◆ **Data extract**:
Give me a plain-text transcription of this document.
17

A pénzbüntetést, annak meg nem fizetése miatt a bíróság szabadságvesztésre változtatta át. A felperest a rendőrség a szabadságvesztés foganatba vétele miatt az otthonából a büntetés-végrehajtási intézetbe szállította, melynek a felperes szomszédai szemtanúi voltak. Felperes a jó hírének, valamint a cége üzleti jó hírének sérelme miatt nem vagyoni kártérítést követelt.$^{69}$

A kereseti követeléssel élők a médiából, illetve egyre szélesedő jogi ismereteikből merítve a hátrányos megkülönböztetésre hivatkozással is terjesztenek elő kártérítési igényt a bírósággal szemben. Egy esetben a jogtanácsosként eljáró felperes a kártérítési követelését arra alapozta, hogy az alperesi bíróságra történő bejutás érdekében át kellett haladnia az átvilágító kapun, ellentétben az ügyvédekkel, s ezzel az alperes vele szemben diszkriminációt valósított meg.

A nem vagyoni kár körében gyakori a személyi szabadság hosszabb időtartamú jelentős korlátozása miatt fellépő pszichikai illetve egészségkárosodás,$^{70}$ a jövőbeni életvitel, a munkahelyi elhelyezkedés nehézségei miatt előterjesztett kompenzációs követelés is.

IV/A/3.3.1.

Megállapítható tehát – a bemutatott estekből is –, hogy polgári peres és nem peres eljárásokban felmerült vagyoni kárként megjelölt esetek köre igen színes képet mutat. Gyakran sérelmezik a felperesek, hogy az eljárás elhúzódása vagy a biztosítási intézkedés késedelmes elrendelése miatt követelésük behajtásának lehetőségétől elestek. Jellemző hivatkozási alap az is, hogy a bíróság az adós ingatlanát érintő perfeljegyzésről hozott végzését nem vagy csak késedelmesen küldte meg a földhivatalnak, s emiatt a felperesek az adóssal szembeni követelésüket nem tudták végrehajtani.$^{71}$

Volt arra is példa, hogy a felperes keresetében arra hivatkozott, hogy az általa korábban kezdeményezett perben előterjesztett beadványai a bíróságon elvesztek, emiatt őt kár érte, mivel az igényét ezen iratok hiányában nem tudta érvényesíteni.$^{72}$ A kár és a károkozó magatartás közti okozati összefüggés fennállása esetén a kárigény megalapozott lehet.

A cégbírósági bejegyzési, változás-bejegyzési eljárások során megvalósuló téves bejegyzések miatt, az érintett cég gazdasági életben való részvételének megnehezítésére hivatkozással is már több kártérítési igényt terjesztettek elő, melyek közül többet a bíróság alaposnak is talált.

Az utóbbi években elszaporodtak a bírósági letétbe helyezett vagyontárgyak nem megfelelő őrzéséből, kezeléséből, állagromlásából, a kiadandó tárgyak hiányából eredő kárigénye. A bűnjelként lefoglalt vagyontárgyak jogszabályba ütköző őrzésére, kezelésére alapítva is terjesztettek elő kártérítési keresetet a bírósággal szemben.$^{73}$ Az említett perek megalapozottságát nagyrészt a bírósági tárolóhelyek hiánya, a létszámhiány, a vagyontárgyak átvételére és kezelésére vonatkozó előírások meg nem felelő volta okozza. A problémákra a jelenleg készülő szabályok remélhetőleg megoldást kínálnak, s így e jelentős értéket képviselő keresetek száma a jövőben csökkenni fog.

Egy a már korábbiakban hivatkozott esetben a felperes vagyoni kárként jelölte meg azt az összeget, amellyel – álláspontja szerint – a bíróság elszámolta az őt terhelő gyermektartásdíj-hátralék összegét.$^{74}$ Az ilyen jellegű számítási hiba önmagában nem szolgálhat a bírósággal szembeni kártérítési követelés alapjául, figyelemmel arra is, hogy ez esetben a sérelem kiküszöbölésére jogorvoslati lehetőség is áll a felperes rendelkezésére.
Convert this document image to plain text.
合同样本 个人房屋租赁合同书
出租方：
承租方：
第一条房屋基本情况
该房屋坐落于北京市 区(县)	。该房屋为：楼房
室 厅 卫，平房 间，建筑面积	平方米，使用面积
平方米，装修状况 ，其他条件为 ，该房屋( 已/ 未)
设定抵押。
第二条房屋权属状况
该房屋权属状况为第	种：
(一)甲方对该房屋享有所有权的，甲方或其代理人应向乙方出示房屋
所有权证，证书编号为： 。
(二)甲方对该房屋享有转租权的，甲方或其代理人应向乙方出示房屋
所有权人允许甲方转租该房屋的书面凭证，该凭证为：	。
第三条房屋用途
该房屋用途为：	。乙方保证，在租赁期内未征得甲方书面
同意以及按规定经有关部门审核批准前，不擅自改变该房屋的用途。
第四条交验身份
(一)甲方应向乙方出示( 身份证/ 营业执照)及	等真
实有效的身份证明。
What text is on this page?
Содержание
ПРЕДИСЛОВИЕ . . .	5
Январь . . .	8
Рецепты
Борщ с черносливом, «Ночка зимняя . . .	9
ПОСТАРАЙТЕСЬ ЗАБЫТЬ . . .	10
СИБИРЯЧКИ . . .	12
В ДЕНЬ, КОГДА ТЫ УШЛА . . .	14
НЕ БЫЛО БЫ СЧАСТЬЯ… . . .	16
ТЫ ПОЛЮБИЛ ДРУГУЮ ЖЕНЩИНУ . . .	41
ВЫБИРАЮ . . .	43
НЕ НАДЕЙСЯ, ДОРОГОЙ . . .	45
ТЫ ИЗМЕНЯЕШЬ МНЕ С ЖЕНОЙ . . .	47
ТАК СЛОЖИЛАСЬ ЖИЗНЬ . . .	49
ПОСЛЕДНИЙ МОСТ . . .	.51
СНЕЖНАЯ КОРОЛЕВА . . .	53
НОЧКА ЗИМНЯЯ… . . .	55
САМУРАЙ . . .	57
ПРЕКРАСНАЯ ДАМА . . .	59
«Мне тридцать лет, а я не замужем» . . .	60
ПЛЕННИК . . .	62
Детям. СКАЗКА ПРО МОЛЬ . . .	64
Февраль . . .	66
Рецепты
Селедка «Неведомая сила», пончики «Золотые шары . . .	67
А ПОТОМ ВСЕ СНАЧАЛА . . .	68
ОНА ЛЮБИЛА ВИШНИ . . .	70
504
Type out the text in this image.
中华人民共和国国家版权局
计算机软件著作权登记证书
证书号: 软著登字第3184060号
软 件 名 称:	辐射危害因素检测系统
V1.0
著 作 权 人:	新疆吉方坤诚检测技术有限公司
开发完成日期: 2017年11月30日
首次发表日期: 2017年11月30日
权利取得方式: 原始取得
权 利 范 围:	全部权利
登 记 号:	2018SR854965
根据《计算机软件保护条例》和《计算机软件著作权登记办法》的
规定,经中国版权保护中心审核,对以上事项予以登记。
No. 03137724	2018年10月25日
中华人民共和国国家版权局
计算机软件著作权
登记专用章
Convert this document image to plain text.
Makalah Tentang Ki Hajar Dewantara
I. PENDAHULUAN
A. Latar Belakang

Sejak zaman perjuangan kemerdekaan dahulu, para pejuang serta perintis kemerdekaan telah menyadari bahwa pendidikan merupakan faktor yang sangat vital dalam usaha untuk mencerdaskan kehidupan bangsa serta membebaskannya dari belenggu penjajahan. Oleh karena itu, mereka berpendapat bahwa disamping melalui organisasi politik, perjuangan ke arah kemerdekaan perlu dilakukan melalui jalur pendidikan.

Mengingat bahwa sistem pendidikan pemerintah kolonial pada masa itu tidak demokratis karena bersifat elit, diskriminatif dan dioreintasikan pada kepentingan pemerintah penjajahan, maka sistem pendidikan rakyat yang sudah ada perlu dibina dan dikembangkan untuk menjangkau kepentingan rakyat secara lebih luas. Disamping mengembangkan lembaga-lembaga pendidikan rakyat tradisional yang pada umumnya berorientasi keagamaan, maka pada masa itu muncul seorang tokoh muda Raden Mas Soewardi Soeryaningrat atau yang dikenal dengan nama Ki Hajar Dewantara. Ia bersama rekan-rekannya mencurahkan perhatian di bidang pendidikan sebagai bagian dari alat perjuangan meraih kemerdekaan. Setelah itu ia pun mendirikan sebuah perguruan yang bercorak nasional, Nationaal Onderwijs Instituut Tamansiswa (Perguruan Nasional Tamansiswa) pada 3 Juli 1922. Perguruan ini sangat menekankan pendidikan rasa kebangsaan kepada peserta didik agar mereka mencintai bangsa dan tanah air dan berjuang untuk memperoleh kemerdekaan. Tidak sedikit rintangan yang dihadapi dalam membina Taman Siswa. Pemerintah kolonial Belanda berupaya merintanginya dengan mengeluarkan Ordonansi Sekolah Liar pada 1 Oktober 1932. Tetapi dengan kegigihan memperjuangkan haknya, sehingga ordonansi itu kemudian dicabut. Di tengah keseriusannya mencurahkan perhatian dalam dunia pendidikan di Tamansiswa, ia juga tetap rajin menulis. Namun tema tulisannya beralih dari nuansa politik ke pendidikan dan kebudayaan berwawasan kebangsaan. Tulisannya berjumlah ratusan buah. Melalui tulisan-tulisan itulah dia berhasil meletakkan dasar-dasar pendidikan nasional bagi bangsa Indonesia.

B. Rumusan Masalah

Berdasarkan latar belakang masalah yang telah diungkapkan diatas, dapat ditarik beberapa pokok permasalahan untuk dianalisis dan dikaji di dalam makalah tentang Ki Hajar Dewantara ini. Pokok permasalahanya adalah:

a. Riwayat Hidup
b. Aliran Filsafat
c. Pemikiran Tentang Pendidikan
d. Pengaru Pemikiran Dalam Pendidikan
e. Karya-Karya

◆ **What to produce**: All lines holding the word "igényt" should be picked out and copied.

◆ **Answer to the task**:
A kereseti követeléssel élők a médiából, illetve egyre szélesedő jogi ismereteikből merítve a hátrányos megkülönböztetésre hivatkozással is terjesztenek elő kártérítési igényt a bírósággal szemben. Egy esetben a jogtanácsosként eljáró felperes a kártérítési követelését arra alapozta, hogy az alperesi bíróságra történő bejutás érdekében át kellett haladnia az átvilágító kapun, ellentétben az ügyvédekkel, s ezzel az alperes vele szemben diszkriminációt valósított meg.
A cégbírósági bejegyzési, változás-bejegyzési eljárások során megvalósuló téves bejegyzések miatt, az érintett cég gazdasági életben való részvételének megnehezítésére hivatkozással is már több kártérítési igényt terjesztettek elő, melyek közül többet a bíróság alaposnak is talált.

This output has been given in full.